------ Data supplied ------
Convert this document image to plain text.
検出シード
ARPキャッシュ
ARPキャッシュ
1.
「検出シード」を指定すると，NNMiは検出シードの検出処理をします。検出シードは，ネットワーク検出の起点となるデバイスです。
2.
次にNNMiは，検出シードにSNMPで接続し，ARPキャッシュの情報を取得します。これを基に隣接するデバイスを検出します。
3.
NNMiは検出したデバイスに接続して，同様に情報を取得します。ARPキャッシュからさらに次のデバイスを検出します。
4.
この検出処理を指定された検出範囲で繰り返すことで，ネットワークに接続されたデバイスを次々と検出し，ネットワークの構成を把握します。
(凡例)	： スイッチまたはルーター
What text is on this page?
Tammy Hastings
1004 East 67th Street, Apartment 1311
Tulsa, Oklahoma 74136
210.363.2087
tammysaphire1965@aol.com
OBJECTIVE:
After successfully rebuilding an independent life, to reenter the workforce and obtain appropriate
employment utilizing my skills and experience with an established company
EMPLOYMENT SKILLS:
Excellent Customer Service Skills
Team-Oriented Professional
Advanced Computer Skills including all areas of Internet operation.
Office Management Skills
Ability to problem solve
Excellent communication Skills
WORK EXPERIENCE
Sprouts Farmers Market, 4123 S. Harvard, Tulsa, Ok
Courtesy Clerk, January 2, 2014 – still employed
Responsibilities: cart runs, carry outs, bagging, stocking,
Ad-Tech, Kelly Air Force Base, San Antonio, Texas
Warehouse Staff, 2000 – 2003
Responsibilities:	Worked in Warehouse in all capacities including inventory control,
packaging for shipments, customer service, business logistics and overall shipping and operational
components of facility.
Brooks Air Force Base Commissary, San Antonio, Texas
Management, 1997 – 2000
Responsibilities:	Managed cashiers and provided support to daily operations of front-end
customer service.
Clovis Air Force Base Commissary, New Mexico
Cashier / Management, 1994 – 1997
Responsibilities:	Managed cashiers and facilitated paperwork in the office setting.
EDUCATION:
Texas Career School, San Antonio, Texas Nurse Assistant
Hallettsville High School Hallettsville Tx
------
=== Exercise prompt ===
Return, from the data, each line that has the word "text" in it.

=== Reply ===
Convert this document image to plain text.
What text is on this page?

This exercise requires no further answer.